» **What the exercise asks**
Locate the word "user" in the data below, then copy every line that holds it.

» **Data excerpts**

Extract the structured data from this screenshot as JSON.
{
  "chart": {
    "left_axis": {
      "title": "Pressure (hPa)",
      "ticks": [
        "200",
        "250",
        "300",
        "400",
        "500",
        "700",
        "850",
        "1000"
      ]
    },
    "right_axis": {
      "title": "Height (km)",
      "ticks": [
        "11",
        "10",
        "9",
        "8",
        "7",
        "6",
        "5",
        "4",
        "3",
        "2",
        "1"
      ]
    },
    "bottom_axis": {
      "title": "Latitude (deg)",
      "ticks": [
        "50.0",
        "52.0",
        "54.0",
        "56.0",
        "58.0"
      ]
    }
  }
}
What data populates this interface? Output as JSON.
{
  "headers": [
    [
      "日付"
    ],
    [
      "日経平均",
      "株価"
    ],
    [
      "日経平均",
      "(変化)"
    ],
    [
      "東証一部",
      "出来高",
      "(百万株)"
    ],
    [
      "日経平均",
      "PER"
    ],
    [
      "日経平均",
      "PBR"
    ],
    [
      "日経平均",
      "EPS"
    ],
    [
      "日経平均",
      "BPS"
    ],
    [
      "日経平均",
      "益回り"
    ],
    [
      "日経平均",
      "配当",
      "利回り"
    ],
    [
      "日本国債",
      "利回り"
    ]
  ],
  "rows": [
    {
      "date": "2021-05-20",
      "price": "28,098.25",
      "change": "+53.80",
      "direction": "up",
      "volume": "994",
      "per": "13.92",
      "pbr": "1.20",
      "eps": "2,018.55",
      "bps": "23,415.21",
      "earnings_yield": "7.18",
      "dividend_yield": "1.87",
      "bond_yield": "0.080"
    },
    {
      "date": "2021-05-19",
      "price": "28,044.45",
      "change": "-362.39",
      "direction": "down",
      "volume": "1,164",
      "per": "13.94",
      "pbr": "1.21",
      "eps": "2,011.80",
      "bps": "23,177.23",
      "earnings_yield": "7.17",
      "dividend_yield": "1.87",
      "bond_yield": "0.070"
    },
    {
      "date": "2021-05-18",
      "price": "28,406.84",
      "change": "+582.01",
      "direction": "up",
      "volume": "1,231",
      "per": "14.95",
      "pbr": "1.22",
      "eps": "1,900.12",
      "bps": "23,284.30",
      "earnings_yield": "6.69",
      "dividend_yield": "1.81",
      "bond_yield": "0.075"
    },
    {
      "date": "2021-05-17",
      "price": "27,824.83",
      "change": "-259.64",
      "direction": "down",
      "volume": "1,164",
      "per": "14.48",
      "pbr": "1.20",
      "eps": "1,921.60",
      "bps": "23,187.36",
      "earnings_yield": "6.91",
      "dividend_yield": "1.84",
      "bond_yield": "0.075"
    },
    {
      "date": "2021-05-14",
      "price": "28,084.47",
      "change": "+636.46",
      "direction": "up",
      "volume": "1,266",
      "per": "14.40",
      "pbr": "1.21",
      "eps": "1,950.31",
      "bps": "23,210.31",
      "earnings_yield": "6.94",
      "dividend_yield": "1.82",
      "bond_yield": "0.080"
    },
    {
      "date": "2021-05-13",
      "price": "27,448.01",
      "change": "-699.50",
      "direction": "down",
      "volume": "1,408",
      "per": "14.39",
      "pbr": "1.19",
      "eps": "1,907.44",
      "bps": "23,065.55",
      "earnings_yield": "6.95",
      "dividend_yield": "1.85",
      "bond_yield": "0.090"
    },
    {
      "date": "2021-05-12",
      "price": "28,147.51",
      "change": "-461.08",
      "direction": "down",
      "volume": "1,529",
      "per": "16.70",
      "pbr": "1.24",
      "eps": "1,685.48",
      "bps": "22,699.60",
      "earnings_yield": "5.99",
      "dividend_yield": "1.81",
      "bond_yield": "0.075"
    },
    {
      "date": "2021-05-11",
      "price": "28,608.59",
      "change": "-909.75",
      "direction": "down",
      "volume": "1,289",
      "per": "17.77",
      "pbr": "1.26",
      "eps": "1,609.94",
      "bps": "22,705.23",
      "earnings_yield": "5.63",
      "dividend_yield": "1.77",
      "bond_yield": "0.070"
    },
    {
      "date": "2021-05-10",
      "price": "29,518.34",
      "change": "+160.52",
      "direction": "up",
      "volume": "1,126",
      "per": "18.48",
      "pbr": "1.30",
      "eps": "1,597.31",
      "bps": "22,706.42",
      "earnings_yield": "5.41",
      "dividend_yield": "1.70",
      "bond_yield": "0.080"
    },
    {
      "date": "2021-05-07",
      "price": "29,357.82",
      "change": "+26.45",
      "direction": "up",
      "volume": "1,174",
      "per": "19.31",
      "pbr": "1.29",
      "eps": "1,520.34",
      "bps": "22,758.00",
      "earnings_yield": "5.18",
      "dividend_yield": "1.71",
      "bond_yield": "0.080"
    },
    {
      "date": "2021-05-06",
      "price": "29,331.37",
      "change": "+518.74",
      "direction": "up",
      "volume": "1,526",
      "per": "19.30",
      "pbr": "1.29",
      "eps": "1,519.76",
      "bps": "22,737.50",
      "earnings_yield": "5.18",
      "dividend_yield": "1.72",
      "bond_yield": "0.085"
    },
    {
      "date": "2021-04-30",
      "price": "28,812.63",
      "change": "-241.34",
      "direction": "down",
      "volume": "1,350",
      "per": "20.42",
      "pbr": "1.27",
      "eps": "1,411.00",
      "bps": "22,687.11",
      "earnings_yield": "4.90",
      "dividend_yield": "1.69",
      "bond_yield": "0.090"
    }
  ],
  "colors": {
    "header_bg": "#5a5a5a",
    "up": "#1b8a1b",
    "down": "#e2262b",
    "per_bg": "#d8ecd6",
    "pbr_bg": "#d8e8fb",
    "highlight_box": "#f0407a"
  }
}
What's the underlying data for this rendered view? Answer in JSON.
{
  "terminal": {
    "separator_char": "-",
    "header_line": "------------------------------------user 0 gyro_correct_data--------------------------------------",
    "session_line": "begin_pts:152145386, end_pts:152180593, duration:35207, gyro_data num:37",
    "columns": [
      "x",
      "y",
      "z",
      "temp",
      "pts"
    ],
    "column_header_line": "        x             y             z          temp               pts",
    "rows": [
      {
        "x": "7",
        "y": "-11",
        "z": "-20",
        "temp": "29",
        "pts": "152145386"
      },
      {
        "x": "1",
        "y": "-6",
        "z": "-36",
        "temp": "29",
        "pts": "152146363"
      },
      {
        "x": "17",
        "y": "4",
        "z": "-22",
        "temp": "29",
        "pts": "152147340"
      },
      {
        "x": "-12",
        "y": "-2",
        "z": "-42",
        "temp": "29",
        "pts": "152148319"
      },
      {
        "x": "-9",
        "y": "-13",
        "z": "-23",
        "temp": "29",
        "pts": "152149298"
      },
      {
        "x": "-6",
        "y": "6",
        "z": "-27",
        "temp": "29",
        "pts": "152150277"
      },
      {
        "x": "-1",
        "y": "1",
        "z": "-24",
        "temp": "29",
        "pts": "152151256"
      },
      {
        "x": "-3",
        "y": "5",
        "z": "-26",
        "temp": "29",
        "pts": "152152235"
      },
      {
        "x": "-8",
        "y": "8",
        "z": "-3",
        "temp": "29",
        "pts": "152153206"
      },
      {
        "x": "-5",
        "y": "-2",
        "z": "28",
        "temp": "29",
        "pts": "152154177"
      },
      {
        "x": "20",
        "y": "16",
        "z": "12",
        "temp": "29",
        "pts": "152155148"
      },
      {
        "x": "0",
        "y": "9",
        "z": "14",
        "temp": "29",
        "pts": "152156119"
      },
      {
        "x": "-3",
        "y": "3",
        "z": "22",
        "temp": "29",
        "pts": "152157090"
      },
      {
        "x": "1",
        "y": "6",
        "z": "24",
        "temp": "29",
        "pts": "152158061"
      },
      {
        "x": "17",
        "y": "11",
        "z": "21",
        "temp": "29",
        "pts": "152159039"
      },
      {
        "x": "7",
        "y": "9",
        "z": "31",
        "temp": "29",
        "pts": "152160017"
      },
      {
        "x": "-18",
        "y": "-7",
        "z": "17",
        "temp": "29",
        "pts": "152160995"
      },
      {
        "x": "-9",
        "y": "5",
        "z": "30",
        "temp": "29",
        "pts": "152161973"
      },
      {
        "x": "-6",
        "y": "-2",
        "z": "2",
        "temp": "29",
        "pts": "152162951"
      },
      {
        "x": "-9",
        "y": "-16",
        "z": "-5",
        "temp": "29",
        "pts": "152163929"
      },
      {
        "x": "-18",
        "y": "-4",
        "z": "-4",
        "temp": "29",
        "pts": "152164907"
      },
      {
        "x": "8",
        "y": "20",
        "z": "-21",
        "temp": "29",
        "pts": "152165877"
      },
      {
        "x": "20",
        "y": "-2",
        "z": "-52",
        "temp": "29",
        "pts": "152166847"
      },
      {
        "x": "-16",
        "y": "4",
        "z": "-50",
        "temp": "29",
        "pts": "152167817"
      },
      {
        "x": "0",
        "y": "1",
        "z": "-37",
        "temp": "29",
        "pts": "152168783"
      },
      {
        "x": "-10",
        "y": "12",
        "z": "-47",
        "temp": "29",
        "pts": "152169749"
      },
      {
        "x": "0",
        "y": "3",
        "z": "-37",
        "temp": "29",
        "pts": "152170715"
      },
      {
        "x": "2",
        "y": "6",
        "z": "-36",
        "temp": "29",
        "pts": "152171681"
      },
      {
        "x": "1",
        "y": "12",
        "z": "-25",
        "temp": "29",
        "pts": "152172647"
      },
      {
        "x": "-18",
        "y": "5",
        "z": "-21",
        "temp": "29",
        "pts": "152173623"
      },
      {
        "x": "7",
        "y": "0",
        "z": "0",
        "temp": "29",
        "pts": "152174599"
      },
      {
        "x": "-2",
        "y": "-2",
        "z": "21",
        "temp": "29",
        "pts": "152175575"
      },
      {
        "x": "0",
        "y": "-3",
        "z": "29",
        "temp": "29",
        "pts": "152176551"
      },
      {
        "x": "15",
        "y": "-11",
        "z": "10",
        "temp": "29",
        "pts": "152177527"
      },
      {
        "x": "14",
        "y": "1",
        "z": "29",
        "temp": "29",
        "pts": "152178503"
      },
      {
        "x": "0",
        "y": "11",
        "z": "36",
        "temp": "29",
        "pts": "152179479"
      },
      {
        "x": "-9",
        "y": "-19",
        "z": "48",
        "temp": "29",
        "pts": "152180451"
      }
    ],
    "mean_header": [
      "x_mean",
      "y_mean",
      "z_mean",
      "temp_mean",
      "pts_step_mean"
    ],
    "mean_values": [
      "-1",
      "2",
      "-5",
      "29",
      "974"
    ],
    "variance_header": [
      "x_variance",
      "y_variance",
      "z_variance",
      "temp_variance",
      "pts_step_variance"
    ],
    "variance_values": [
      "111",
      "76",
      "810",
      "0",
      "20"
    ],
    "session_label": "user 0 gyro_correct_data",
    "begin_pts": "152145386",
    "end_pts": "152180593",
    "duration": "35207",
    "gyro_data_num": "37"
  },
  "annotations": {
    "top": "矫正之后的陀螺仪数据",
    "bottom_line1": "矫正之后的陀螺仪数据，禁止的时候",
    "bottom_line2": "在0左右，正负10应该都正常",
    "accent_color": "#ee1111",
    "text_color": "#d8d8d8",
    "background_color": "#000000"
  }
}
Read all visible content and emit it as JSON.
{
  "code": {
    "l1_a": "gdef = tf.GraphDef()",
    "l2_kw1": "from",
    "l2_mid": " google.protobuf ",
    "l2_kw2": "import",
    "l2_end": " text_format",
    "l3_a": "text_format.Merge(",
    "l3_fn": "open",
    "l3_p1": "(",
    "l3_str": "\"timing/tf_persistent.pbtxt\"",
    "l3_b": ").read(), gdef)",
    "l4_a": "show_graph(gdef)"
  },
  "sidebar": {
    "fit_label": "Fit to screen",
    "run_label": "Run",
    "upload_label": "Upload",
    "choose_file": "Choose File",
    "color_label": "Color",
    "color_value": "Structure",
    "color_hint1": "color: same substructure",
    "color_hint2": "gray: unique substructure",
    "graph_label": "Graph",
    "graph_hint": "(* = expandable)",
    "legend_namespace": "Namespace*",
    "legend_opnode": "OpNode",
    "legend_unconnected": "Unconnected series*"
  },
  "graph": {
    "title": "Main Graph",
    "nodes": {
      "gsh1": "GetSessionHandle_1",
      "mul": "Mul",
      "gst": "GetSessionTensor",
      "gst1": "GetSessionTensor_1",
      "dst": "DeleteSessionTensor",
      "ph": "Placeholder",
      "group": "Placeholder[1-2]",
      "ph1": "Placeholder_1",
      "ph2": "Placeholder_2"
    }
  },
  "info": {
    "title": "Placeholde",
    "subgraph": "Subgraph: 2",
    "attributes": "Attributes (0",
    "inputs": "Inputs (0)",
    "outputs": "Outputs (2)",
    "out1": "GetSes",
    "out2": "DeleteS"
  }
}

» **Written response**
    "header_line": "------------------------------------user 0 gyro_correct_data--------------------------------------",
    "session_label": "user 0 gyro_correct_data",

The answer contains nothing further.